## [Your instructions]
Count the lines below that include the word "label" and write that number alone.

## [Information provided]

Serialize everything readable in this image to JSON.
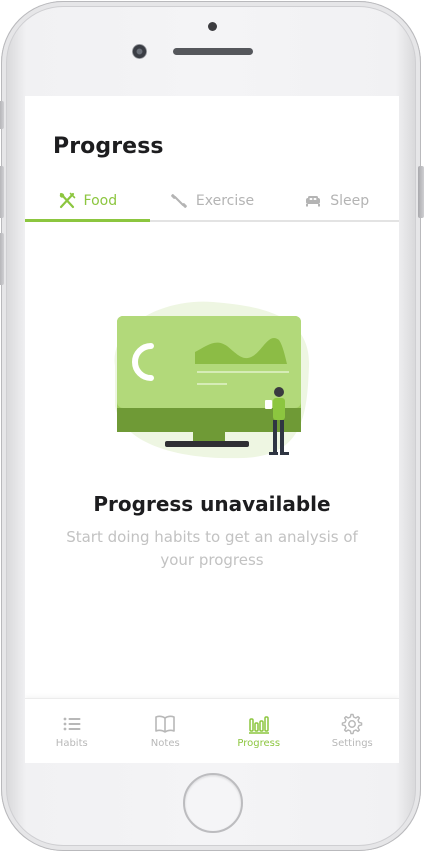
{
  "screen": {
    "title": "Progress"
  },
  "tabs": [
    {
      "label": "Food",
      "icon": "fork-knife-icon",
      "active": true
    },
    {
      "label": "Exercise",
      "icon": "dumbbell-icon",
      "active": false
    },
    {
      "label": "Sleep",
      "icon": "bed-icon",
      "active": false
    }
  ],
  "empty_state": {
    "title": "Progress unavailable",
    "subtitle": "Start doing habits to get an analysis of your progress"
  },
  "bottom_nav": [
    {
      "label": "Habits",
      "icon": "list-icon",
      "active": false
    },
    {
      "label": "Notes",
      "icon": "book-icon",
      "active": false
    },
    {
      "label": "Progress",
      "icon": "bar-chart-icon",
      "active": true
    },
    {
      "label": "Settings",
      "icon": "gear-icon",
      "active": false
    }
  ],
  "colors": {
    "accent": "#8cc63f",
    "inactive": "#b4b4b4",
    "title": "#1d1d1f",
    "subtitle": "#c2c2c2"
  }
}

## [Task solution]
7